SUPPLIED INFORMATION:
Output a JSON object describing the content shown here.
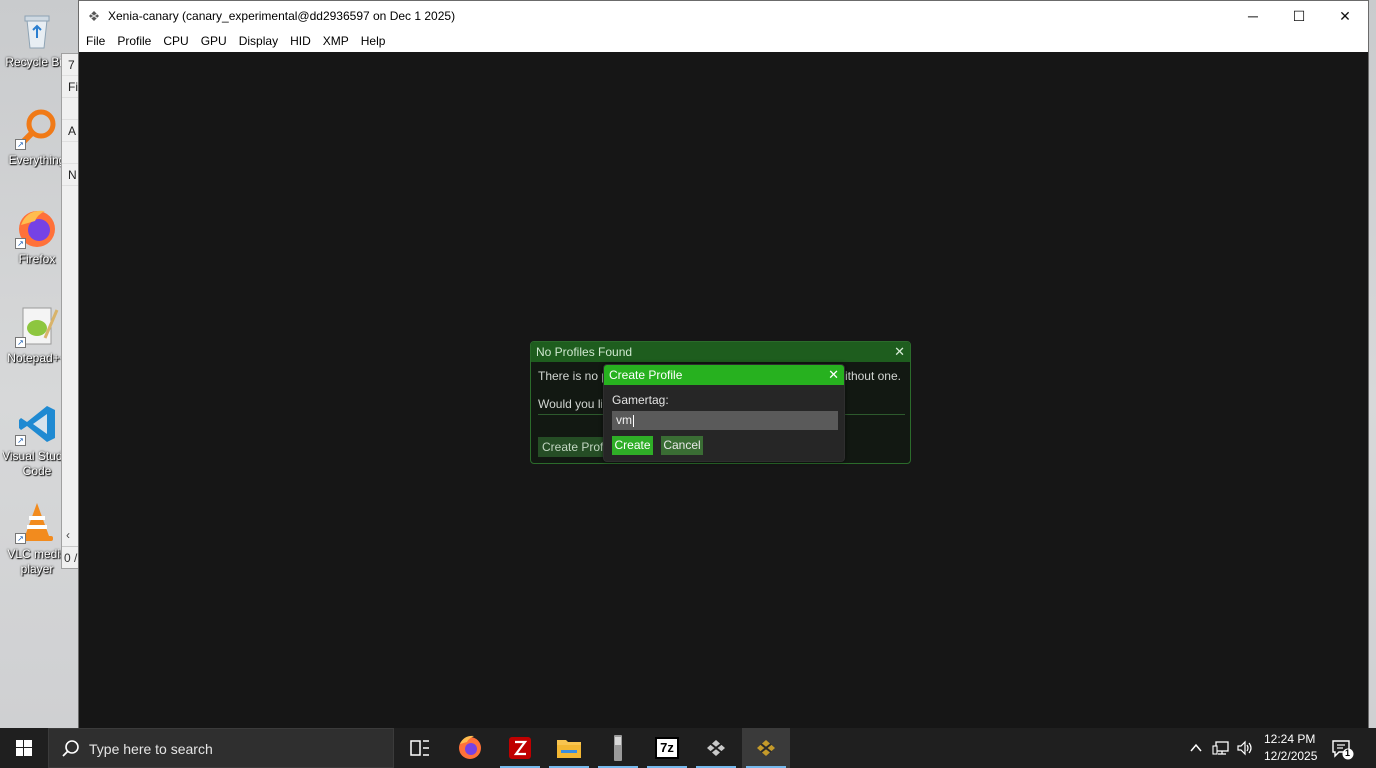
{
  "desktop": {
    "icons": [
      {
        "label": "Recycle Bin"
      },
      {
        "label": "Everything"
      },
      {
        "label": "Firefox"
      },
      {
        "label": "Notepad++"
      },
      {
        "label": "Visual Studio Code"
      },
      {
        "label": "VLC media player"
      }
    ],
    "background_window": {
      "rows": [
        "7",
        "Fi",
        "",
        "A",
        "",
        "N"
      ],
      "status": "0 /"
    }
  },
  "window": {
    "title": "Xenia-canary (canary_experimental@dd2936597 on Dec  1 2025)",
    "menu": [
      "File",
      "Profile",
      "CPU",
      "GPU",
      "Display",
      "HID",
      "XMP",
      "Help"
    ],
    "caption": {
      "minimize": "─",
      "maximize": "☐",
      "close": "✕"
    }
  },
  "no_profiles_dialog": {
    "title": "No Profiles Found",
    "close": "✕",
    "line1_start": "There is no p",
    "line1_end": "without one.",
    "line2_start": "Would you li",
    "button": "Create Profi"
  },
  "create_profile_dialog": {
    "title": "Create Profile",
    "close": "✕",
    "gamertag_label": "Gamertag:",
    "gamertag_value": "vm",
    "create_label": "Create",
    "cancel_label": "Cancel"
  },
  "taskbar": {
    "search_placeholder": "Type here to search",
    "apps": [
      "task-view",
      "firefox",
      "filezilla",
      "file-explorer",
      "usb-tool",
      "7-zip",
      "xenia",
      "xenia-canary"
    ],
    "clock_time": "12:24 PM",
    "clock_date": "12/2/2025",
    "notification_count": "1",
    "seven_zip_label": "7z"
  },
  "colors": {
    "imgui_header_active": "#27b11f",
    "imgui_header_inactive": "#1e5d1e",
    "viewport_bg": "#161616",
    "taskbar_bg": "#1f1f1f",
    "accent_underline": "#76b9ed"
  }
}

WRITTEN REQUEST: Check each line of the records for the word "canary", and show the lines that contain it.

REPLY:
    "title": "Xenia-canary (canary_experimental@dd2936597 on Dec  1 2025)",
      "xenia-canary"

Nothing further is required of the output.